-- start INPUT FOR THIS TASK --
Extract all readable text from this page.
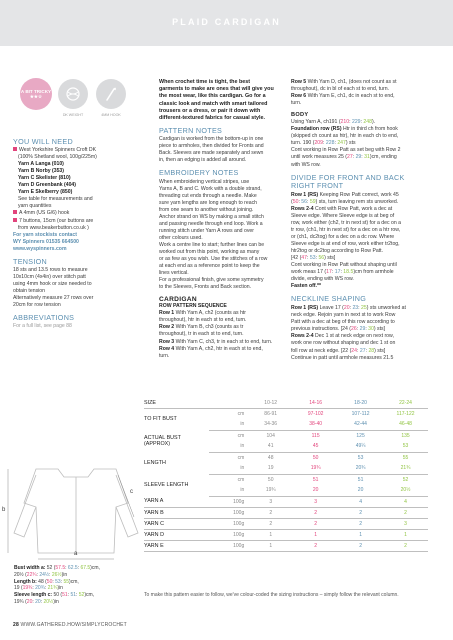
PLAID CARDIGAN
A BIT TRICKY ★★☆
DK WEIGHT	4MM HOOK
YOU WILL NEED
West Yorkshire Spinners Croft DK
(100% Shetland wool, 100g/225m)
Yarn A Langa (010)
Yarn B Norby (353)
Yarn C Skelister (810)
Yarn D Greenbank (404)
Yarn E Skelberry (850)
See table for measurements and
yarn quantities
A 4mm (US G/6) hook
7 buttons, 15cm (our buttons are
from www.beakerbutton.co.uk )
For yarn stockists contact
WY Spinners 01535 664500
www.wyspinners.com
TENSION
18 sts and 13.5 rows to measure
10x10cm (4x4in) over stitch patt
using 4mm hook or size needed to
obtain tension
Alternatively measure 27 rows over
20cm for row tension
ABBREVIATIONS
For a full list, see page 88
When crochet time is tight, the best
garments to make are ones that will give you
the most wear, like this cardigan. Go for a
classic look and match with smart tailored
trousers or a dress, or pair it down with
different-textured fabrics for casual style.
PATTERN NOTES
Cardigan is worked from the bottom-up in one
piece to armholes, then divided for Fronts and
Back. Sleeves are made separately and sewn
in, then an edging is added all around.
EMBROIDERY NOTES
When embroidering vertical stripes, use
Yarns A, B and C. Work with a double strand,
threading cut ends through a needle. Make
sure yarn lengths are long enough to reach
from one seam to another without joining.
Anchor strand on WS by making a small stitch
and passing needle through end loop. Work a
running stitch under Yarn A rows and over
other colours used.
Work a centre line to start; further lines can be
worked out from this point, working as many
or as few as you wish. Use the stitches of a row
at each end as a reference point to keep the
lines vertical.
For a professional finish, give some symmetry
to the Sleeves, Fronts and Back section.
CARDIGAN
ROW PATTERN SEQUENCE
Row 1 With Yarn A, ch2 (counts as htr
throughout), htr in each st to end, turn.
Row 2 With Yarn B, ch3 (counts as tr
throughout), tr in each st to end, turn.
Row 3 With Yarn C, ch3, tr in each st to end, turn.
Row 4 With Yarn A, ch2, htr in each st to end,
turn.
Row 5 With Yarn D, ch1, (does not count as st
throughout), dc in bl of each st to end, turn.
Row 6 With Yarn E, ch1, dc in each st to end,
turn.
BODY
Using Yarn A, ch191 (210: 229: 248).
Foundation row (RS) Htr in third ch from hook
(skipped ch count as htr), htr in each ch to end,
turn. 190 (209: 228: 247) sts
Cont working in Row Patt as set beg with Row 2
until work measures 25 (27: 29: 31)cm, ending
with WS row.
DIVIDE FOR FRONT AND BACK
RIGHT FRONT
Row 1 (RS) Keeping Row Patt correct, work 45
(50: 56: 59) sts, turn leaving rem sts unworked.
Rows 2-4 Cont with Row Patt, work a dec at
Sleeve edge. Where Sleeve edge is at beg of
row, work either (ch2, tr in next st) for a dec on a
tr row, (ch1, htr in next st) for a dec on a htr row,
or (ch1, dc2tog) for a dec on a dc row. Where
Sleeve edge is at end of row, work either tr2tog,
htr2tog or dc2tog according to Row Patt.
[42 (47: 53: 56) sts]
Cont working in Row Patt without shaping until
work meas 17 (17: 17: 18.5)cm from armhole
divide, ending with WS row.
Fasten off.**
NECKLINE SHAPING
Row 1 (RS) Leave 17 (20: 23: 25) sts unworked at
neck edge. Rejoin yarn in next st to work Row
Patt with a dec at beg of this row according to
previous instructions. [24 (26: 29: 30) sts]
Rows 2-4 Dec 1 st at neck edge on next row,
work one row without shaping and dec 1 st on
foll row at neck edge. [22 (24: 27: 28) sts]
Continue in patt until armhole measures 21.5
SIZE		10-12	14-16	18-20	22-24
TO FIT BUST	cm	86-91	97-102	107-112	117-122
	in	34-36	38-40	42-44	46-48

ACTUAL BUST
(APPROX)	cm	104	115	125	135
	in	41	45	49¼	53
LENGTH	cm	48	50	53	55
	in	19	19¾	20¾	21¾
SLEEVE LENGTH	cm	50	51	51	52
	in	19¾	20	20	20½
YARN A	100g	3	3	4	4
YARN B	100g	2	2	2	2
YARN C	100g	2	2	2	3
YARN D	100g	1	1	1	1
YARN E	100g	1	2	2	2
To make this pattern easier to follow, we've colour-coded the sizing instructions – simply follow the relevant column.
a
b
c
Bust width a: 52 (57.5: 62.5: 67.5)cm,
20½ (22¾: 24½: 26½)in
Length b: 48 (50: 53: 55)cm,
19 (19¾: 20¾: 21¾)in
Sleeve length c: 50 (51: 51: 52)cm,
19¾ (20: 20: 20½)in
28 WWW.GATHERED.HOW/SIMPLYCROCHET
-- end INPUT FOR THIS TASK --
WHAT TO DO
Each line containing "next" counts once; state the total number of such lines and nothing else.

RESPONSE FOR THIS EXERCISE
4